═══ Supplied data ═══

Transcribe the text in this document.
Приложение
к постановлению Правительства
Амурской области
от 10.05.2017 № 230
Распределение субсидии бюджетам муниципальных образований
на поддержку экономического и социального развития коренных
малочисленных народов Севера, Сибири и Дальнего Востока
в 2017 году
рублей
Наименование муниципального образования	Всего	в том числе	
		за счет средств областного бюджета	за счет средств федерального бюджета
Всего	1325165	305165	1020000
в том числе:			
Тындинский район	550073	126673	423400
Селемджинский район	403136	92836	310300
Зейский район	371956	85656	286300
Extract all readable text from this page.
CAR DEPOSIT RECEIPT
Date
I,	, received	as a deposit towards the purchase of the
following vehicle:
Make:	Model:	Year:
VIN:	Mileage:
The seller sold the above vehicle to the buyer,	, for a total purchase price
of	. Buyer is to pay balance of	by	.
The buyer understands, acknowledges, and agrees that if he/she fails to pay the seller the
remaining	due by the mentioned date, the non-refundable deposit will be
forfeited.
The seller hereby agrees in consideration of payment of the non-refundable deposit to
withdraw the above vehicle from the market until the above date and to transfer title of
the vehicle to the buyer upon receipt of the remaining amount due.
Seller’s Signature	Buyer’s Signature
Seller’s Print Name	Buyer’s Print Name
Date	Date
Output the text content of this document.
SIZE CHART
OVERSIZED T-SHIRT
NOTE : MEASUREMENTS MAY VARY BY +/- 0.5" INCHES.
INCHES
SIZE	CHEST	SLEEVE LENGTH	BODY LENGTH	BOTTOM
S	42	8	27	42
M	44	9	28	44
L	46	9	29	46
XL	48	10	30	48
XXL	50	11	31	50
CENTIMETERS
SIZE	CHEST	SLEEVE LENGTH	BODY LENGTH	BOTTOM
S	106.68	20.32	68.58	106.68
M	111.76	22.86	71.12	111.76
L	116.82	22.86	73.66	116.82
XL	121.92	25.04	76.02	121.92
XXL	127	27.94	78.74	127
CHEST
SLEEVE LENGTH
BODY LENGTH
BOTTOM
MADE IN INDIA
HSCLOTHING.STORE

═══

Return every entry exactly as given.

Transcribe the text in this document.
Приложение
к постановлению Правительства
Амурской области
от 10.05.2017 № 230
Распределение субсидии бюджетам муниципальных образований
на поддержку экономического и социального развития коренных
малочисленных народов Севера, Сибири и Дальнего Востока
в 2017 году
рублей
Наименование муниципального образования	Всего	в том числе	
		за счет средств областного бюджета	за счет средств федерального бюджета
Всего	1325165	305165	1020000
в том числе:			
Тындинский район	550073	126673	423400
Селемджинский район	403136	92836	310300
Зейский район	371956	85656	286300
Extract all readable text from this page.
CAR DEPOSIT RECEIPT
Date
I,	, received	as a deposit towards the purchase of the
following vehicle:
Make:	Model:	Year:
VIN:	Mileage:
The seller sold the above vehicle to the buyer,	, for a total purchase price
of	. Buyer is to pay balance of	by	.
The buyer understands, acknowledges, and agrees that if he/she fails to pay the seller the
remaining	due by the mentioned date, the non-refundable deposit will be
forfeited.
The seller hereby agrees in consideration of payment of the non-refundable deposit to
withdraw the above vehicle from the market until the above date and to transfer title of
the vehicle to the buyer upon receipt of the remaining amount due.
Seller’s Signature	Buyer’s Signature
Seller’s Print Name	Buyer’s Print Name
Date	Date
Output the text content of this document.
SIZE CHART
OVERSIZED T-SHIRT
NOTE : MEASUREMENTS MAY VARY BY +/- 0.5" INCHES.
INCHES
SIZE	CHEST	SLEEVE LENGTH	BODY LENGTH	BOTTOM
S	42	8	27	42
M	44	9	28	44
L	46	9	29	46
XL	48	10	30	48
XXL	50	11	31	50
CENTIMETERS
SIZE	CHEST	SLEEVE LENGTH	BODY LENGTH	BOTTOM
S	106.68	20.32	68.58	106.68
M	111.76	22.86	71.12	111.76
L	116.82	22.86	73.66	116.82
XL	121.92	25.04	76.02	121.92
XXL	127	27.94	78.74	127
CHEST
SLEEVE LENGTH
BODY LENGTH
BOTTOM
MADE IN INDIA
HSCLOTHING.STORE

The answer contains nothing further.